WHAT YOU SHOULD DO
Retype the data below without altering anything.

Stored data entries
* BEGIN *

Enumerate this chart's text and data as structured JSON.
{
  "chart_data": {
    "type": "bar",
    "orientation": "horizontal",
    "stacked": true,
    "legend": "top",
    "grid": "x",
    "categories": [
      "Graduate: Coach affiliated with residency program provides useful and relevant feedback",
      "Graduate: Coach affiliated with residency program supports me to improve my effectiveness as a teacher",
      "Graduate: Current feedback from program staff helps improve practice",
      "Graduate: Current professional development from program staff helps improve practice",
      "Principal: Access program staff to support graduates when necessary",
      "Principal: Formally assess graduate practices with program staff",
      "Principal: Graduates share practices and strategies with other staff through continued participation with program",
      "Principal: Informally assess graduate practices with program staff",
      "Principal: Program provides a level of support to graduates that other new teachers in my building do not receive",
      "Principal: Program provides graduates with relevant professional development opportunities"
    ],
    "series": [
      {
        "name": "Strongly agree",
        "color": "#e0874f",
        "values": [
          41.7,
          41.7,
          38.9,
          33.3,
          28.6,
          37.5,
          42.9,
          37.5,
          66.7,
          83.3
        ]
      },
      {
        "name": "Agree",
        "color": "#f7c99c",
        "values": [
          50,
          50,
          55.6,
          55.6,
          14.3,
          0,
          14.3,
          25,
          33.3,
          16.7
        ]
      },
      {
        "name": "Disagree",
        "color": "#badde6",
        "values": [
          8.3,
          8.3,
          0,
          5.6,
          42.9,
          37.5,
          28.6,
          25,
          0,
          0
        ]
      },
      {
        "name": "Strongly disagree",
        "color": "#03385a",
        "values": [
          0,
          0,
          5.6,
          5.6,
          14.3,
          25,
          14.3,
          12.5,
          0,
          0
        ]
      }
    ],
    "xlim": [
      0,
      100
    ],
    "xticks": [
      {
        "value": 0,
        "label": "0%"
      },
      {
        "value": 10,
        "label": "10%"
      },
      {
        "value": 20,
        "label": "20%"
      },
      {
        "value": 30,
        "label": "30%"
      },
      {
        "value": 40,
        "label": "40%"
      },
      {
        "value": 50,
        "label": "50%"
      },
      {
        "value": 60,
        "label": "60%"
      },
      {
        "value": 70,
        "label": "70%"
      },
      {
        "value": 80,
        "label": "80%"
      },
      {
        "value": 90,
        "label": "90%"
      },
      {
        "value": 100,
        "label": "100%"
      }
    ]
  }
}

* END *

OUTPUT OF THE EXERCISE
Enumerate this chart's text and data as structured JSON.
{
  "chart_data": {
    "type": "bar",
    "orientation": "horizontal",
    "stacked": true,
    "legend": "top",
    "grid": "x",
    "categories": [
      "Graduate: Coach affiliated with residency program provides useful and relevant feedback",
      "Graduate: Coach affiliated with residency program supports me to improve my effectiveness as a teacher",
      "Graduate: Current feedback from program staff helps improve practice",
      "Graduate: Current professional development from program staff helps improve practice",
      "Principal: Access program staff to support graduates when necessary",
      "Principal: Formally assess graduate practices with program staff",
      "Principal: Graduates share practices and strategies with other staff through continued participation with program",
      "Principal: Informally assess graduate practices with program staff",
      "Principal: Program provides a level of support to graduates that other new teachers in my building do not receive",
      "Principal: Program provides graduates with relevant professional development opportunities"
    ],
    "series": [
      {
        "name": "Strongly agree",
        "color": "#e0874f",
        "values": [
          41.7,
          41.7,
          38.9,
          33.3,
          28.6,
          37.5,
          42.9,
          37.5,
          66.7,
          83.3
        ]
      },
      {
        "name": "Agree",
        "color": "#f7c99c",
        "values": [
          50,
          50,
          55.6,
          55.6,
          14.3,
          0,
          14.3,
          25,
          33.3,
          16.7
        ]
      },
      {
        "name": "Disagree",
        "color": "#badde6",
        "values": [
          8.3,
          8.3,
          0,
          5.6,
          42.9,
          37.5,
          28.6,
          25,
          0,
          0
        ]
      },
      {
        "name": "Strongly disagree",
        "color": "#03385a",
        "values": [
          0,
          0,
          5.6,
          5.6,
          14.3,
          25,
          14.3,
          12.5,
          0,
          0
        ]
      }
    ],
    "xlim": [
      0,
      100
    ],
    "xticks": [
      {
        "value": 0,
        "label": "0%"
      },
      {
        "value": 10,
        "label": "10%"
      },
      {
        "value": 20,
        "label": "20%"
      },
      {
        "value": 30,
        "label": "30%"
      },
      {
        "value": 40,
        "label": "40%"
      },
      {
        "value": 50,
        "label": "50%"
      },
      {
        "value": 60,
        "label": "60%"
      },
      {
        "value": 70,
        "label": "70%"
      },
      {
        "value": 80,
        "label": "80%"
      },
      {
        "value": 90,
        "label": "90%"
      },
      {
        "value": 100,
        "label": "100%"
      }
    ]
  }
}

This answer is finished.